* _Objectif a_: Pouvez-vous recopier mot pour mot les lignes du listing, de celle qui contient « Localize each UI » jusqu'à celle qui contient « region-hexagon bbox=[120, 582, 129, 592] », ces deux lignes comprises ?

* _Extrait à lire_:

• • • • •

Qui a vu dans l’éclat du silex l’éclat du génie et l’étincelle d’un premier feu a su aussi qu’il devrait y veiller. Mais celui-là a pu voir encore dans la flèche qu’il s’appliquait à tailler, la direction du progrès. Car l’outil, comme le droit, suppose un travail, et de longue haleine. Par contraste, l’arme est à saisir, vivement, il faut s’en emparer; toute guerre est à finir; la culture, elle, tend toujours aux lendemains.

Oui voilà, alors que la civilisation veut rester, les armes, elles, veulent être prises. Dire du droit que c’est une arme, c’est suggérer que l’on puisse se l’approprier. Or, je refuse un droit appropriable, c’est-à-dire un droit réduit à la préhension, à l’appréhension, à la raison du plus fort. Je veux un droit de compréhension, c’est-à-dire que l’on puisse prendre avec et porter en soi.

Un droit d’échanges, pas un droit bouclier. Le droit que je vois n’est pas levé, il élève. Il protège non comme une carapace isole, mais comme un mécène, un tuteur qui guide, montre, qui présente au cénacle. Ma main tendue. Votre main tendue, une poignée de main plutôt qu’un poing brandi, fermé.

Or, le droit est ouvert. Dire du droit que c’est une arme, c’est suggérer qu’il faille le garder hors de la portée des enfants. Je veux un droit auquel puissent venir aussi les petits enfants[7], et par « petits » j’entends chacun de nous, unités fractionnaires du tout social[8], chacun dans sa chacunité, chacun comme médiation de rêves et de défis[9], expression délicate de fantasmes et d’exigences[10]. « Les hommes sont limités », disait Kourouma, « ils ne réussissent pas des oeuvres infinies »[11]. Chacun, peut-être, mais ensemble, leur oeuvre est sans limites. Fraternité, justice, travail[12]. Le droit est ainsi une stratégie concertée pour le possible[13].

• • • • •

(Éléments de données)
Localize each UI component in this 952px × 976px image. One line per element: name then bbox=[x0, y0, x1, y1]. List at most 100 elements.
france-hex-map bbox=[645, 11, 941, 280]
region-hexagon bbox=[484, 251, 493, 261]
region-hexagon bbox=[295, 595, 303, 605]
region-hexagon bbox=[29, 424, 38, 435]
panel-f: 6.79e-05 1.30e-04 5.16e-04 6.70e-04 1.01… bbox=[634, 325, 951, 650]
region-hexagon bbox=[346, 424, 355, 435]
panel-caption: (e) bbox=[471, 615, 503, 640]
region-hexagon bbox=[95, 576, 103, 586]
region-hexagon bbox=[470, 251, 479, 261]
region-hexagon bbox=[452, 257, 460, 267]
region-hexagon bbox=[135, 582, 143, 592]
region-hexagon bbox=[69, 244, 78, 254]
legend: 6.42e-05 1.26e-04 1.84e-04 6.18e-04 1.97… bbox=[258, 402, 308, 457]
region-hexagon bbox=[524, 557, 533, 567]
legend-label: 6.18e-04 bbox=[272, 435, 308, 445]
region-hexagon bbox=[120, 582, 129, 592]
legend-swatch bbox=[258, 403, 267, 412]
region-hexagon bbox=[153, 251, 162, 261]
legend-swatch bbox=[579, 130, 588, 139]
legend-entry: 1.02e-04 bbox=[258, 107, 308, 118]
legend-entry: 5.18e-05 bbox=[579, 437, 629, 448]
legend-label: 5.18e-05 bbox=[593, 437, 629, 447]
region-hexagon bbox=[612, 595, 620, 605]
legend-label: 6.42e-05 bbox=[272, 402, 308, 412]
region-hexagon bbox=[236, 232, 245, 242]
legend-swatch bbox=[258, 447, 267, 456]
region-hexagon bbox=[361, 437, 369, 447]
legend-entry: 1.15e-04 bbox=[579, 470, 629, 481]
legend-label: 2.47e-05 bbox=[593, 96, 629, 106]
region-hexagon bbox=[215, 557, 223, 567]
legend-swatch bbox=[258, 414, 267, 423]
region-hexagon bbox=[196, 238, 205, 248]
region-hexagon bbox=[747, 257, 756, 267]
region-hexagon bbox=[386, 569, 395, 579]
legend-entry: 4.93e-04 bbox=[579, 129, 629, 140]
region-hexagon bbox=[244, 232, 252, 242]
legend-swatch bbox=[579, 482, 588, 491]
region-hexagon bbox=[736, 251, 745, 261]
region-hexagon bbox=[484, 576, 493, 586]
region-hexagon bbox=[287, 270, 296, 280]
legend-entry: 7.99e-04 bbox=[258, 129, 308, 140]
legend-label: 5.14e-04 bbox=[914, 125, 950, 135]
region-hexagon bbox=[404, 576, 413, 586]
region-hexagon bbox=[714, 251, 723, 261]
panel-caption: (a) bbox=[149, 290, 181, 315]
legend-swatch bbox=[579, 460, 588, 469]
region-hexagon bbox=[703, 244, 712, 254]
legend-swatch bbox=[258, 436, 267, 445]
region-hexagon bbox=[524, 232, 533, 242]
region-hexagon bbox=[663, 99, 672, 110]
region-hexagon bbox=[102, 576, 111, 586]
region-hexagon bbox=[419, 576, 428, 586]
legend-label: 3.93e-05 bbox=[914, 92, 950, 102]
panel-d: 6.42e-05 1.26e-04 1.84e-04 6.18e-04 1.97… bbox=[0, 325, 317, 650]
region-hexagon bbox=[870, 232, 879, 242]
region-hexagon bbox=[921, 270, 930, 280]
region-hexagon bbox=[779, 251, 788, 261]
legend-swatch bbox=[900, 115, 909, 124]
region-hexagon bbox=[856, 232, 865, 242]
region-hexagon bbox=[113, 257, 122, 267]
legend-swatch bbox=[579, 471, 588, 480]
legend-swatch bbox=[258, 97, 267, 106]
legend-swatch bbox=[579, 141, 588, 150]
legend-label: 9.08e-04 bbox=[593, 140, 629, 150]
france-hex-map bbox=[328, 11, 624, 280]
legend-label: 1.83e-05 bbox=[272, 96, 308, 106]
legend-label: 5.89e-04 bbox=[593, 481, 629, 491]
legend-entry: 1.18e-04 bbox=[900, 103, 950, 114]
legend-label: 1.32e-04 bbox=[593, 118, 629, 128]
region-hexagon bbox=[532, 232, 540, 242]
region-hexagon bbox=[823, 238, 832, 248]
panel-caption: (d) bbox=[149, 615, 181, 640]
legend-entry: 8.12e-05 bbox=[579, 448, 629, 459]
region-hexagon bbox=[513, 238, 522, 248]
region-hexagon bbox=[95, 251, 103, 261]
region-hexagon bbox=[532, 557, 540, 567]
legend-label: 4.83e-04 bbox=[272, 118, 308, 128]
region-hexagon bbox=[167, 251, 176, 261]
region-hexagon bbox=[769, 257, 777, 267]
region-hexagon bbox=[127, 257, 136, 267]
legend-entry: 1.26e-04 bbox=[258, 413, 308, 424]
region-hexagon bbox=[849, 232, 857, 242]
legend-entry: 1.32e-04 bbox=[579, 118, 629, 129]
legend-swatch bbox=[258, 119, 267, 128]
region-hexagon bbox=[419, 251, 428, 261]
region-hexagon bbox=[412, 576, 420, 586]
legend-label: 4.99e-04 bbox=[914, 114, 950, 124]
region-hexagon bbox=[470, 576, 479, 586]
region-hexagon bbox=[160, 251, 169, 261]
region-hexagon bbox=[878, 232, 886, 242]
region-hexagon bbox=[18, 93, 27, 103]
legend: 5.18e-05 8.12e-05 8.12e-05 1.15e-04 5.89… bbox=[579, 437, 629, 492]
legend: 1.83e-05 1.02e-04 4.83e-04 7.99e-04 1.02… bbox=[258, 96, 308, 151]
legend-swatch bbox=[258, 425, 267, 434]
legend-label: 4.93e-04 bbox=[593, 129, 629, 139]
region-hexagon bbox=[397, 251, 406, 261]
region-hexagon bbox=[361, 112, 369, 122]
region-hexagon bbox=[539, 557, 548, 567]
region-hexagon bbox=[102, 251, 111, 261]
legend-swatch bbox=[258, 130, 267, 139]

• • • • •

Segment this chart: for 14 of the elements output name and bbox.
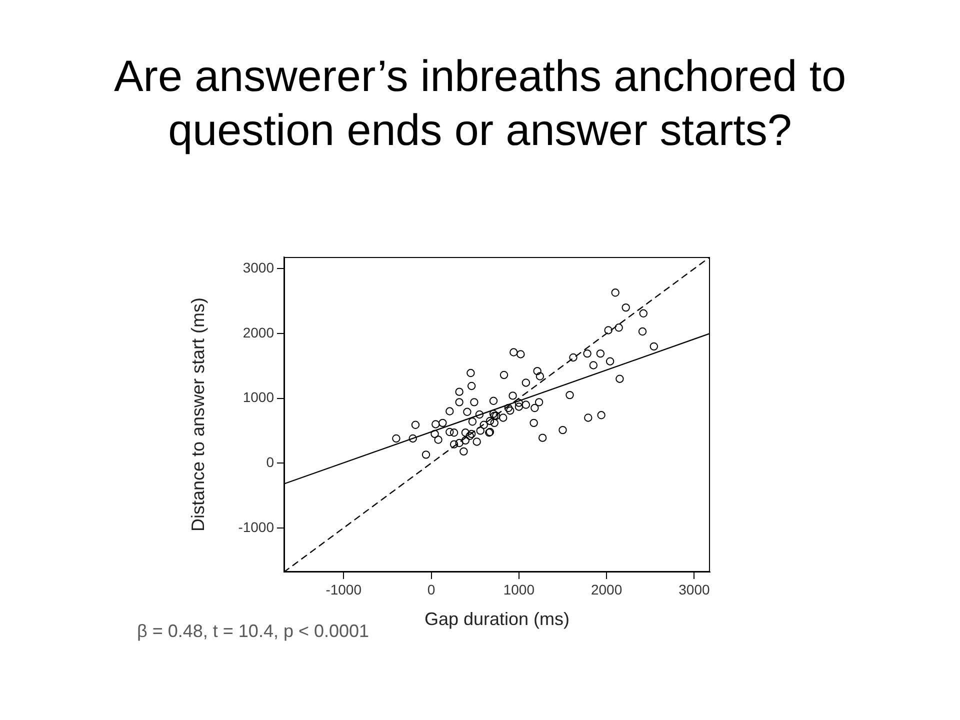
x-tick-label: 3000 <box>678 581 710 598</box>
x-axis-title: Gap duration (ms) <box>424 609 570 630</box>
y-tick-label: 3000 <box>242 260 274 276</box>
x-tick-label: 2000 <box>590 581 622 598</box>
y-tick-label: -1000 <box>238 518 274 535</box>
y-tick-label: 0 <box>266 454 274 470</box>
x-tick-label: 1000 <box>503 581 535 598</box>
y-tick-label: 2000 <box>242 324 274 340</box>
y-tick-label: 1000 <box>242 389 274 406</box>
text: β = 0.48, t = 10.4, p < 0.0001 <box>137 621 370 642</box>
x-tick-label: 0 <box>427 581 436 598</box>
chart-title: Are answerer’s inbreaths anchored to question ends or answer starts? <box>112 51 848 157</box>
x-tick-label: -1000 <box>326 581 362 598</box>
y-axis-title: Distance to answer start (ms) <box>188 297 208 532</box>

• • • • •

* _Objectif b_: Pouvez-vous poursuivre le texte sur le droit et l'arme à partir de sa dernière phrase ?

* _Réponse rédigée a_:
Localize each UI component in this 952px × 976px image. One line per element: name then bbox=[x0, y0, x1, y1]. List at most 100 elements.
france-hex-map bbox=[645, 11, 941, 280]
region-hexagon bbox=[484, 251, 493, 261]
region-hexagon bbox=[295, 595, 303, 605]
region-hexagon bbox=[29, 424, 38, 435]
panel-f: 6.79e-05 1.30e-04 5.16e-04 6.70e-04 1.01… bbox=[634, 325, 951, 650]
region-hexagon bbox=[346, 424, 355, 435]
panel-caption: (e) bbox=[471, 615, 503, 640]
region-hexagon bbox=[95, 576, 103, 586]
region-hexagon bbox=[470, 251, 479, 261]
region-hexagon bbox=[452, 257, 460, 267]
region-hexagon bbox=[135, 582, 143, 592]
region-hexagon bbox=[69, 244, 78, 254]
legend: 6.42e-05 1.26e-04 1.84e-04 6.18e-04 1.97… bbox=[258, 402, 308, 457]
region-hexagon bbox=[524, 557, 533, 567]
legend-label: 6.18e-04 bbox=[272, 435, 308, 445]
region-hexagon bbox=[120, 582, 129, 592]

* _Réponse rédigée b_:
Et pour cela, l’image de l’outil, si elle reflète mieux l’impulsion de civilisation du droit, n’est pas complètement satisfaisante. L’image est plus juste que celle de l’arme à deux titres, d’abord parce qu’elle exprime la polyvalence des fonctions du droit — l’outil transformé en arme, c’est déjà plus que l’arme —, ensuite parce que la conversion[14] de l’outil en arme reflète le rôle de la volonté de l’homme, suppose une intention, un choix, et donc, traduit son libre arbitre. Cependant, l’image se heurte aux mêmes limites matérielles. L’outil est une extension de l’homme, peut-être, mais non son dépassement.

Or, le droit est un trait entre le matériel et l’aspiration[15], entre ce qui peut et ce qui doit, entre l’ange et le marchand, entre les valeurs-idéaux et les valeurs-prix, entre la tête qui pense et la panse qui gronde ou, plus subtil, entre le coeur qui bat et le bras qui besogne.

Le droit est un corps complexe, écheveau de volontés, d’intérêts, de rapports et de règles. Le droit est un réseau. Le droit est un transport. Le droit est un acte de sortir-de-soi.

Celui qui met en joue est sûr de son droit. Il s’est soustrait au doute en s’emparant d’un fusil. Devant un droit bigarré et pluriel, cette certitude détonne[16].

Si l’homme se savait infaillible, il ne communiquerait pas. Mettons Descartes sur table, le fondement du discours, c’est le doute. Apostrophes et répliques, questions et réponses sont les balises de la circulation des idées, de la route qui mène à l’intelligence, comprise ici au sens de bonne entente. Le droit, c’est l’accord indispensable entre des propositions polyvoques, qui les stabilise dans l’harmonie. Errantes qu’elles étaient, elles se fixent et deviennent, in-errantes, inhérentes, c’est-à-dire, par définition, essentielles et nécessaires[17].

Et la voilà l’image.

Le droit est un espace. Habité, meublé, travaillé par l’homme. Oeuvre et trame de nos débats, tantôt enflammés, tantôt sereins, c’est une place publique, un carrefour, un espace libre. Espace en quatre temps.

Le droit est d’abord un espace politique, un acte de volonté législative, de manière évidente dans les traditions de droit écrit, mais aussi, je l’ai dit, un geste discursif, à la fois expression d’une communauté[18] et tremplin d’une multitude d’exposés. Comme le disait Portalis, « les lois, une fois rédigées, demeurent telles qu’elles ont été écrites; les hommes, au contraire, ne se reposent jamais; ils agissent toujours »[19].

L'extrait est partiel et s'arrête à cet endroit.